#### TEXTO FUENTE ####

- ¿Tienes reserva?
- No, quería preguntar algo sobre el hostal
- Estamos completos, hasta después de Semana Santa -dije como para poner fin a una típica conversación de portero eléctrico.
- ¿Eres Nicolás? Tú me conoces, quiero saludarte.
- ¿Quién eres?
- José
- ...
- José, estuve aquí con Karen, hace unos meses
- Ahhh, José, pasa
No había pensado en José en mucho tiempo. Tampoco en Karen, pero su nombre resultó inmediata contraseña para que decidiera abrir la puerta. José y Karen habían estado hospedados en el hostal unos cinco o seis meses antes. Su reserva era sólo por un par de noches, y luego agregaron otra y otra. Querían instalarse en Barcelona. En esos días, yo los había ayudado en la búsqueda de piso y les había dado algunos consejos útiles sobre la vida en la ciudad.
Una tarde, mientras Karen leía sus mails, me fumé un cigarro con José en el patio del hostel. Aunque lo disimulaba bastante bien, él estaba lleno de miedos e incertidumbres. Temía a lo desconocido, a la dolorora posibilidad del fracaso, a esta aventura en la que se había metido, hoy sospecho que auspiciada por ella, a costa de dejar una vida relativamente cómoda en Méjico. Él era informático, o diseñador gráfico, y trabajaba para un empresa de San Diego, en California. Tenía las cosas muy fáciles el cabrón, podía seguir currando desde Barcelona, París o Tokyo, lo mismo daba. Pero aunque se repetía una y otra vez que de última, si las cosas no salían como lo esperaban, podían pegar un avión y volver a Méjico, creo que en el fondo sentía que esa vuelta sería un poco con el rabo entre las piernas y la orejitas tiradas hacia atrás, casi pidiendo perdón por su locura fallida. Esa tarde, entre calada y calada, traté de quitarle sus miedos. Le dije que si de verdad era lo que querían, no tenían por qué temer, que les iba a salir bien, que las cosas se les iban a ir presentando casi sin llamarlas. Le dije que no era fácil, pero que el riesgo de intentarlo valía la pena, sea cual fuera el resultado. Nuestra conversación duró unos cinco minutos, y terminó con la última calada.
No recuerdo la profesión de Karen. Tengo la vaga idea de que era profesora de algo, pero aquí pensaba trabajar de lo que encontrara. Le sugerí que dejara sus datos en el hostel, podía ser una buena recepcionista. No era una loba despampanante, su punto no iba por ahí, pero era pacíficamente atractiva. Recuerdo especialmente su nariz, no sé por qué.
Eran una linda pareja, se los veía bien juntos. Yo los miraba y, ya casi un axioma de mis dos años en Barcelona, encontraba a ella mejor parada que a él. He conocido muchas parejas en este tiempo, y ahora mismo puedo nombrar a una sola en la que ella no me deslumbrara más que él, la de Nati y Fede. Ellos si están equilibrados.

####

**CONSIGNAS:**
1. Responda brevemente a partir del relato sobre José y Karen:
(a) ¿Qué nombre hizo que el narrador decidiera abrir la puerta?
(b) ¿De qué ciudad era la empresa para la que trabajaba José?
(c) ¿Qué pareja nombra el narrador como la única en la que ella no lo deslumbraba más que él?
2. Prosiga el relato sobre José y Karen a partir de su última oración.

#### DATOS DE ORIGEN ####

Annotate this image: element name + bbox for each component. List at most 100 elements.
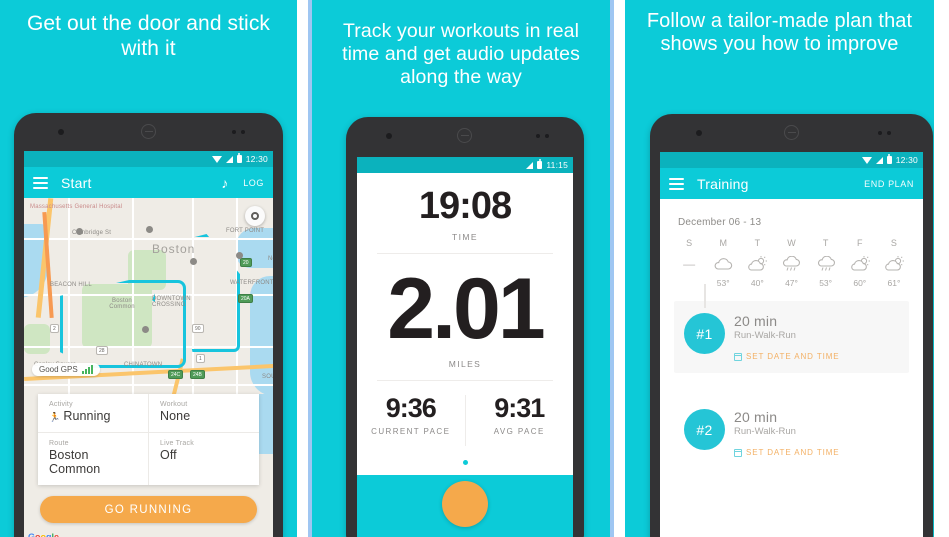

####

**RESPUESTAS ESPERADAS:**
1.
(a) El de Karen.
(b) De San Diego, en California.
(c) La de Nati y Fede.

2.
Unos días después de que dejaran el hostel, recibí un mail de José. Me agradecía por mi ayuda y me decía que estaban bien, y que habían encontrado un piso. Yo le contesté, alegrándome por las buenas noticias, y desde entonces hasta hoy no supe nada más de ellos.
José entró al hostal acompañado por tres amigos, más enérgico y verborrágico de lo que lo recordaba. Estaba borracho. Me dio la mano con firmeza, mirándome a los ojos, y después intercambió algunas bromas con unos norteamericanos que bebían animadamente en la sala. -Nicolás, he venido hasta aquí para saludarte, para decirte que Karen y yo estamos muy bien, y para agradecerte todo lo que has hecho por nosotros. Lo miré con cierta cautela, y le pregunté cómo iba su vida en Barcelona. Me dijo que estaban felices, que él seguía trabajando para la empresa de San Diego y que Karen había encontrado un curro.
-Y gracias a tí, que me diste ánimo cuando más lo necesitaba, ¿te acuerdas?. Este güey -dijo dirigiéndose a sus amigos- me dijo que no me preocupara, que todo iba a salir bien.
- Me alegro mucho, José.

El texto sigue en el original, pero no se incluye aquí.